-------- Items --------

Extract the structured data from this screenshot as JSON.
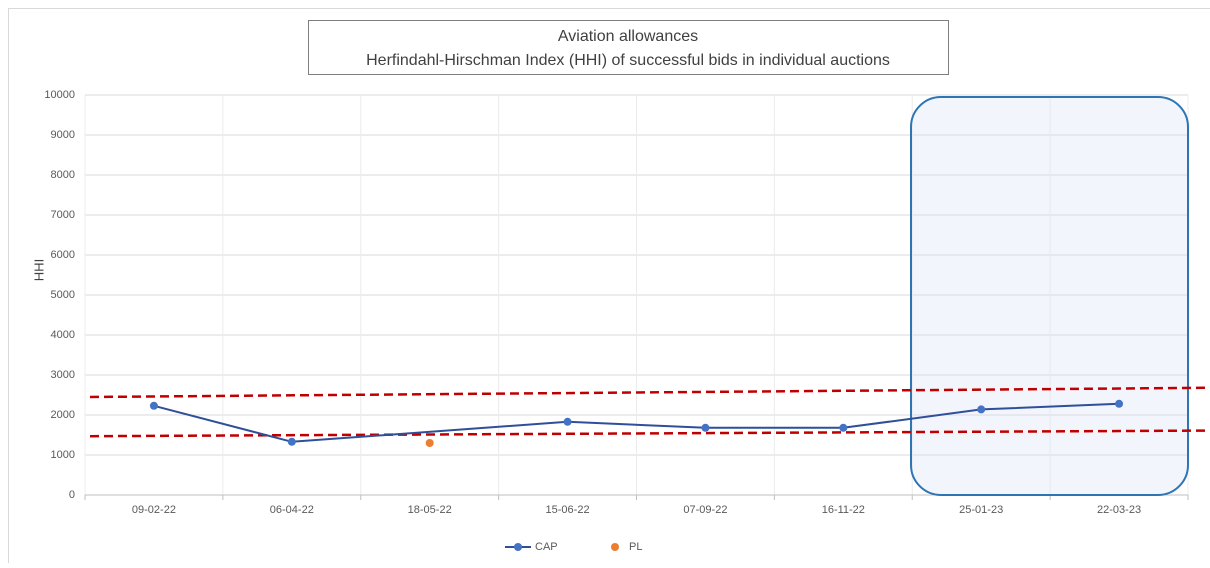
{
  "chart_data": {
    "type": "line",
    "title": "Aviation allowances",
    "subtitle": "Herfindahl-Hirschman Index (HHI) of successful bids in individual auctions",
    "y_label": "HHI",
    "categories": [
      "09-02-22",
      "06-04-22",
      "18-05-22",
      "15-06-22",
      "07-09-22",
      "16-11-22",
      "25-01-23",
      "22-03-23"
    ],
    "series": [
      {
        "name": "CAP",
        "color": "#4472c4",
        "line_color": "#2f4f99",
        "values": [
          2230,
          1330,
          null,
          1830,
          1680,
          1680,
          2140,
          2280
        ],
        "connect_gaps": true
      },
      {
        "name": "PL",
        "color": "#ed7d31",
        "values": [
          null,
          null,
          1300,
          null,
          null,
          null,
          null,
          null
        ],
        "marker_only": true
      }
    ],
    "reference_lines": [
      {
        "values": [
          2450,
          2680
        ]
      },
      {
        "values": [
          1470,
          1610
        ]
      }
    ],
    "reference_color": "#c00000",
    "ylim": [
      0,
      10000
    ],
    "yticks": [
      0,
      1000,
      2000,
      3000,
      4000,
      5000,
      6000,
      7000,
      8000,
      9000,
      10000
    ],
    "grid": true
  }
}
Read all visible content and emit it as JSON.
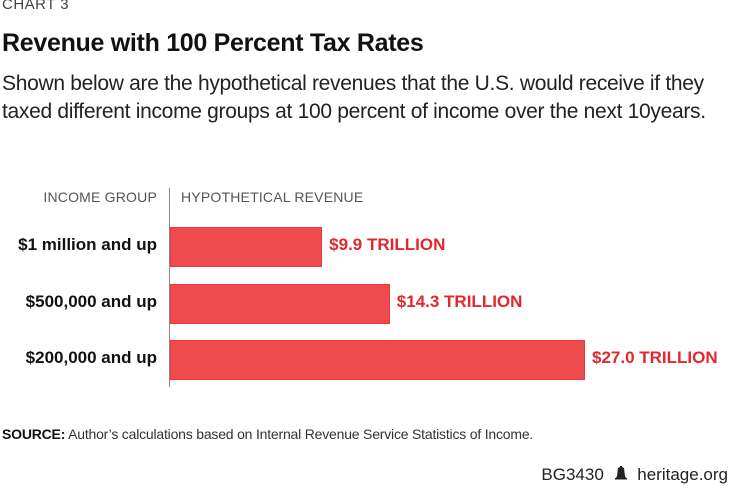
{
  "kicker": "CHART 3",
  "title": "Revenue with 100 Percent Tax Rates",
  "subtitle": "Shown below are the hypothetical revenues that the U.S. would receive if they taxed different income groups at 100 percent of income over the next 10years.",
  "source_label": "SOURCE:",
  "source_text": " Author’s calculations based on Internal Revenue Service Statistics of Income.",
  "footer": {
    "report_id": "BG3430",
    "logo_icon": "liberty-bell-icon",
    "site": "heritage.org"
  },
  "chart_data": {
    "type": "bar",
    "orientation": "horizontal",
    "title": "Revenue with 100 Percent Tax Rates",
    "column_headers": [
      "INCOME GROUP",
      "HYPOTHETICAL REVENUE"
    ],
    "categories": [
      "$1 million and up",
      "$500,000 and up",
      "$200,000 and up"
    ],
    "values": [
      9.9,
      14.3,
      27.0
    ],
    "value_labels": [
      "$9.9 TRILLION",
      "$14.3 TRILLION",
      "$27.0 TRILLION"
    ],
    "units": "trillion USD",
    "xlabel": "",
    "ylabel": "",
    "xlim": [
      0,
      27.0
    ],
    "grid": false,
    "legend": "none",
    "colors": {
      "bar": "#ef4b4f",
      "value_label": "#e0282e"
    }
  }
}
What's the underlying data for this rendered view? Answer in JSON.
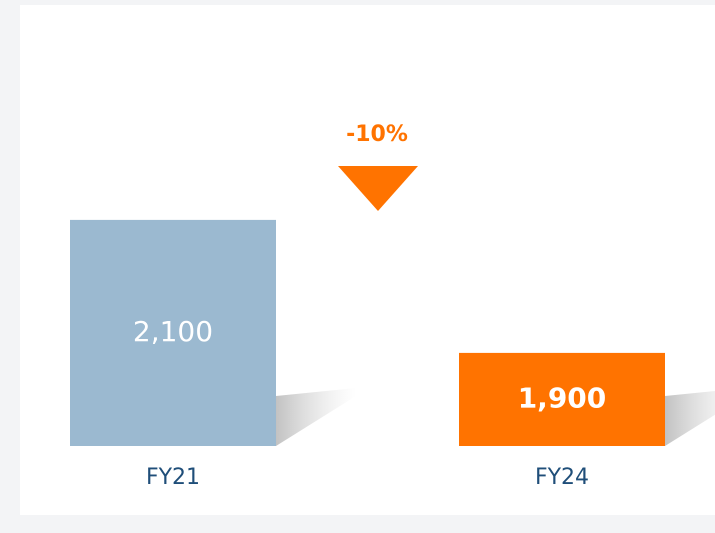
{
  "chart_data": {
    "type": "bar",
    "categories": [
      "FY21",
      "FY24"
    ],
    "values": [
      2100,
      1900
    ],
    "value_labels": [
      "2,100",
      "1,900"
    ],
    "colors": [
      "#9bb9d0",
      "#ff7300"
    ],
    "annotation": "-10%",
    "ylim": [
      1760,
      2200
    ]
  }
}
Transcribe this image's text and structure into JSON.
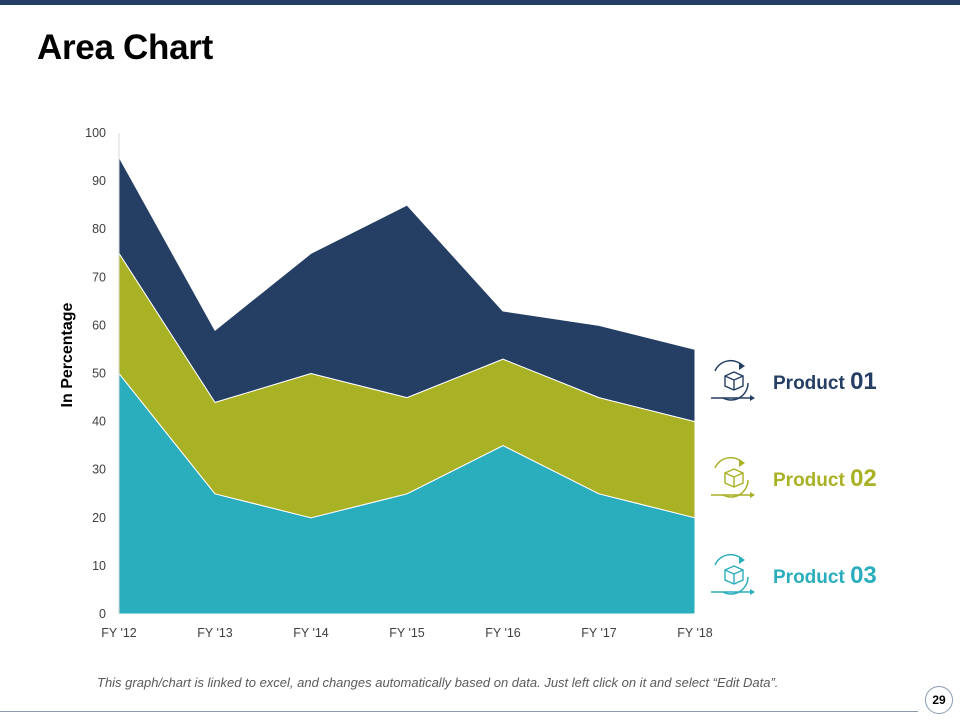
{
  "slide": {
    "title": "Area Chart",
    "footnote": "This graph/chart is linked to excel, and changes automatically based on data. Just left click on it and select “Edit Data”.",
    "page_number": "29"
  },
  "legend": [
    {
      "word": "Product",
      "number": "01",
      "icon": "box-cycle-icon",
      "color": "#243f63"
    },
    {
      "word": "Product",
      "number": "02",
      "icon": "box-cycle-icon",
      "color": "#a9b124"
    },
    {
      "word": "Product",
      "number": "03",
      "icon": "box-cycle-icon",
      "color": "#2aaebd"
    }
  ],
  "chart_data": {
    "type": "area",
    "stacked": true,
    "categories": [
      "FY '12",
      "FY '13",
      "FY '14",
      "FY '15",
      "FY '16",
      "FY '17",
      "FY '18"
    ],
    "series": [
      {
        "name": "Product 03",
        "color": "#2aaebd",
        "values": [
          50,
          25,
          20,
          25,
          35,
          25,
          20
        ]
      },
      {
        "name": "Product 02",
        "color": "#a9b124",
        "values": [
          25,
          19,
          30,
          20,
          18,
          20,
          20
        ]
      },
      {
        "name": "Product 01",
        "color": "#243f63",
        "values": [
          20,
          15,
          25,
          40,
          10,
          15,
          15
        ]
      }
    ],
    "ylabel": "In Percentage",
    "xlabel": "",
    "ylim": [
      0,
      100
    ],
    "yticks": [
      0,
      10,
      20,
      30,
      40,
      50,
      60,
      70,
      80,
      90,
      100
    ],
    "grid": false,
    "legend_position": "right"
  }
}
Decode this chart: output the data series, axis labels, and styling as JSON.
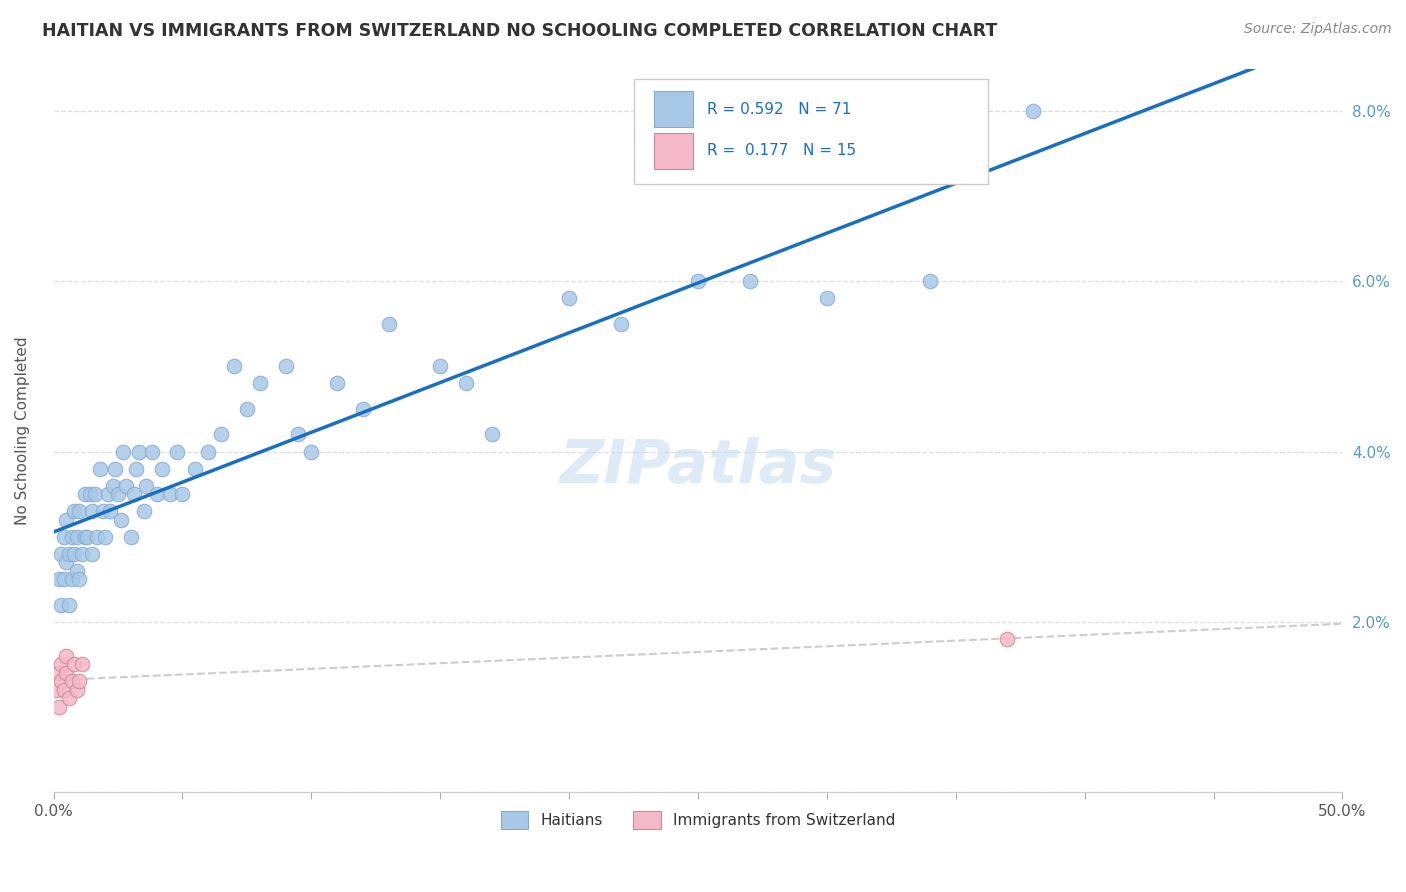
{
  "title": "HAITIAN VS IMMIGRANTS FROM SWITZERLAND NO SCHOOLING COMPLETED CORRELATION CHART",
  "source": "Source: ZipAtlas.com",
  "ylabel": "No Schooling Completed",
  "xlim": [
    0.0,
    0.5
  ],
  "ylim": [
    0.0,
    0.085
  ],
  "haitian_color": "#a8c8e8",
  "swiss_color": "#f4b8c8",
  "haitian_line_color": "#1a6fbe",
  "swiss_line_color": "#e8a0b0",
  "grid_color": "#dddddd",
  "watermark": "ZIPatlas",
  "background_color": "#ffffff",
  "haitian_x": [
    0.002,
    0.003,
    0.003,
    0.004,
    0.004,
    0.005,
    0.005,
    0.006,
    0.006,
    0.007,
    0.007,
    0.008,
    0.008,
    0.009,
    0.009,
    0.01,
    0.01,
    0.011,
    0.012,
    0.012,
    0.013,
    0.014,
    0.015,
    0.015,
    0.016,
    0.017,
    0.018,
    0.019,
    0.02,
    0.021,
    0.022,
    0.023,
    0.024,
    0.025,
    0.026,
    0.027,
    0.028,
    0.03,
    0.031,
    0.032,
    0.033,
    0.035,
    0.036,
    0.038,
    0.04,
    0.042,
    0.045,
    0.048,
    0.05,
    0.055,
    0.06,
    0.065,
    0.07,
    0.075,
    0.08,
    0.09,
    0.095,
    0.1,
    0.11,
    0.12,
    0.13,
    0.15,
    0.16,
    0.17,
    0.2,
    0.22,
    0.25,
    0.27,
    0.3,
    0.34,
    0.38
  ],
  "haitian_y": [
    0.025,
    0.028,
    0.022,
    0.025,
    0.03,
    0.027,
    0.032,
    0.022,
    0.028,
    0.03,
    0.025,
    0.028,
    0.033,
    0.026,
    0.03,
    0.025,
    0.033,
    0.028,
    0.03,
    0.035,
    0.03,
    0.035,
    0.028,
    0.033,
    0.035,
    0.03,
    0.038,
    0.033,
    0.03,
    0.035,
    0.033,
    0.036,
    0.038,
    0.035,
    0.032,
    0.04,
    0.036,
    0.03,
    0.035,
    0.038,
    0.04,
    0.033,
    0.036,
    0.04,
    0.035,
    0.038,
    0.035,
    0.04,
    0.035,
    0.038,
    0.04,
    0.042,
    0.05,
    0.045,
    0.048,
    0.05,
    0.042,
    0.04,
    0.048,
    0.045,
    0.055,
    0.05,
    0.048,
    0.042,
    0.058,
    0.055,
    0.06,
    0.06,
    0.058,
    0.06,
    0.08
  ],
  "swiss_x": [
    0.001,
    0.002,
    0.002,
    0.003,
    0.003,
    0.004,
    0.005,
    0.005,
    0.006,
    0.007,
    0.008,
    0.009,
    0.01,
    0.011,
    0.37
  ],
  "swiss_y": [
    0.012,
    0.014,
    0.01,
    0.013,
    0.015,
    0.012,
    0.014,
    0.016,
    0.011,
    0.013,
    0.015,
    0.012,
    0.013,
    0.015,
    0.018
  ]
}
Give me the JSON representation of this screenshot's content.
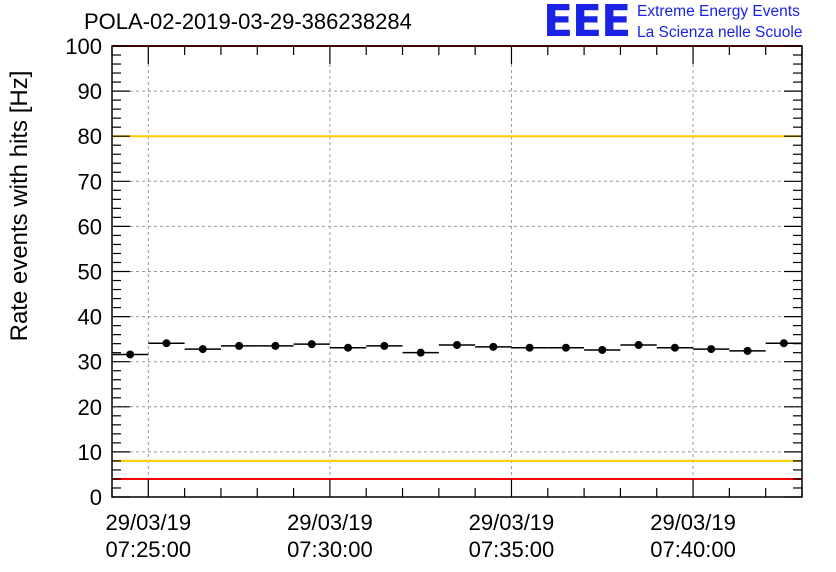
{
  "chart_data": {
    "type": "scatter",
    "title": "POLA-02-2019-03-29-386238284",
    "ylabel": "Rate events with hits [Hz]",
    "xlabel": "",
    "ylim": [
      0,
      100
    ],
    "yticks": [
      "0",
      "10",
      "20",
      "30",
      "40",
      "50",
      "60",
      "70",
      "80",
      "90",
      "100"
    ],
    "xlim": [
      "07:24:00",
      "07:43:00"
    ],
    "xticks": [
      {
        "date": "29/03/19",
        "time": "07:25:00"
      },
      {
        "date": "29/03/19",
        "time": "07:30:00"
      },
      {
        "date": "29/03/19",
        "time": "07:35:00"
      },
      {
        "date": "29/03/19",
        "time": "07:40:00"
      }
    ],
    "grid": true,
    "series": [
      {
        "x": [
          "07:24:30",
          "07:25:30",
          "07:26:30",
          "07:27:30",
          "07:28:30",
          "07:29:30",
          "07:30:30",
          "07:31:30",
          "07:32:30",
          "07:33:30",
          "07:34:30",
          "07:35:30",
          "07:36:30",
          "07:37:30",
          "07:38:30",
          "07:39:30",
          "07:40:30",
          "07:41:30",
          "07:42:30"
        ],
        "values": [
          31.6,
          34.1,
          32.8,
          33.5,
          33.5,
          33.9,
          33.1,
          33.5,
          32.0,
          33.7,
          33.3,
          33.1,
          33.1,
          32.6,
          33.7,
          33.1,
          32.8,
          32.4,
          34.1
        ]
      }
    ],
    "reference_lines": [
      {
        "value": 100,
        "color": "#ff0000"
      },
      {
        "value": 80,
        "color": "#ffcc00"
      },
      {
        "value": 8,
        "color": "#ffcc00"
      },
      {
        "value": 4,
        "color": "#ff0000"
      }
    ]
  },
  "logo": {
    "mark": "EEE",
    "line1": "Extreme Energy Events",
    "line2": "La Scienza nelle Scuole",
    "color": "#1a22e6"
  }
}
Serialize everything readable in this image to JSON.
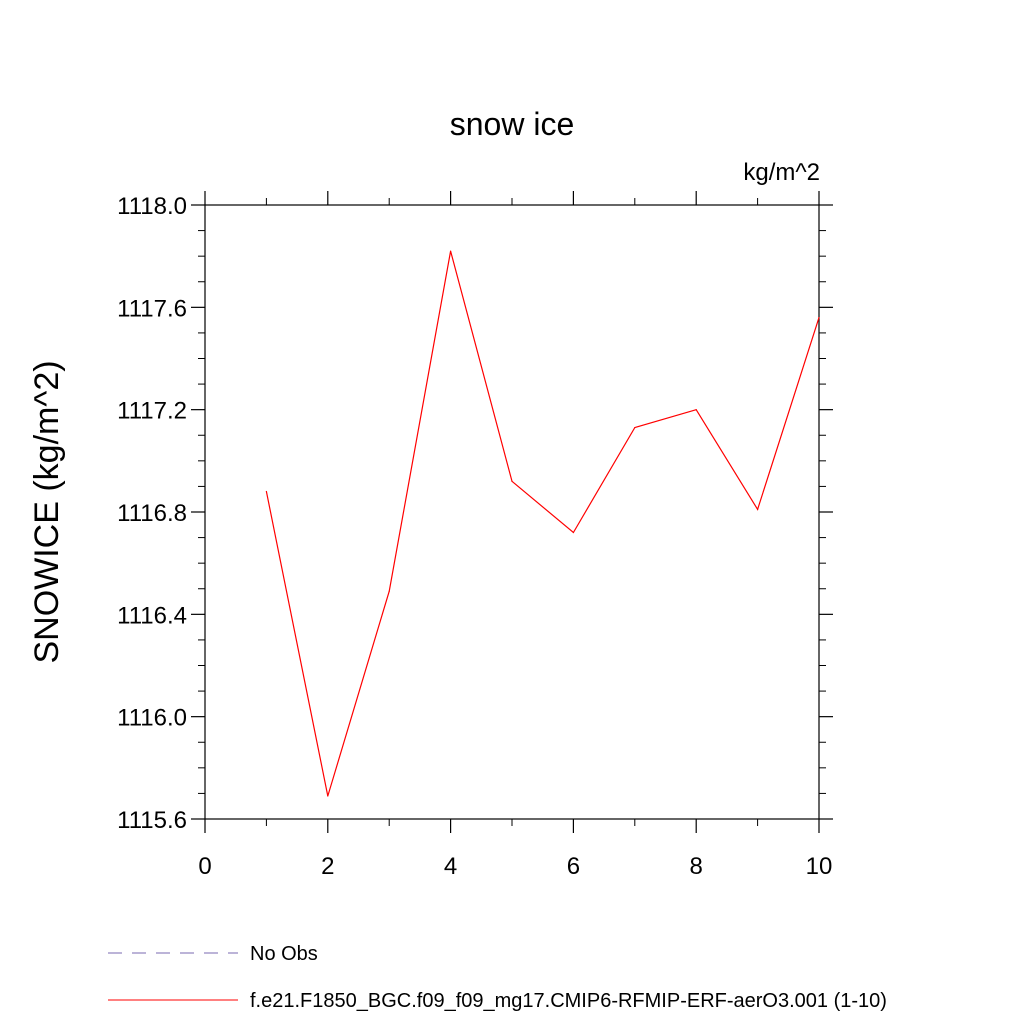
{
  "chart_data": {
    "type": "line",
    "title": "snow ice",
    "units_label": "kg/m^2",
    "ylabel": "SNOWICE  (kg/m^2)",
    "xlabel": "",
    "xlim": [
      0,
      10
    ],
    "ylim": [
      1115.6,
      1118.0
    ],
    "x_ticks": [
      0,
      2,
      4,
      6,
      8,
      10
    ],
    "x_tick_labels": [
      "0",
      "2",
      "4",
      "6",
      "8",
      "10"
    ],
    "y_ticks": [
      1115.6,
      1116.0,
      1116.4,
      1116.8,
      1117.2,
      1117.6,
      1118.0
    ],
    "y_tick_labels": [
      "1115.6",
      "1116.0",
      "1116.4",
      "1116.8",
      "1117.2",
      "1117.6",
      "1118.0"
    ],
    "grid": false,
    "legend_position": "bottom-left",
    "series": [
      {
        "name": "f.e21.F1850_BGC.f09_f09_mg17.CMIP6-RFMIP-ERF-aerO3.001 (1-10)",
        "color": "#ff0000",
        "dash": "solid",
        "x": [
          1,
          2,
          3,
          4,
          5,
          6,
          7,
          8,
          9,
          10
        ],
        "values": [
          1116.88,
          1115.69,
          1116.49,
          1117.82,
          1116.92,
          1116.72,
          1117.13,
          1117.2,
          1116.81,
          1117.56
        ]
      }
    ],
    "legend": [
      {
        "label": "No Obs",
        "color": "#7a6ab0",
        "dash": "dashed"
      },
      {
        "label": "f.e21.F1850_BGC.f09_f09_mg17.CMIP6-RFMIP-ERF-aerO3.001 (1-10)",
        "color": "#ff0000",
        "dash": "solid"
      }
    ]
  }
}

--------

#### Instructions for the task:
Select all lines in the listing above where the word "true" appears, and show them.

#### Written reply:
        "connect_gaps": true
        "marker_only": true
    "grid": true
    "stacked": true,
    "grid": true,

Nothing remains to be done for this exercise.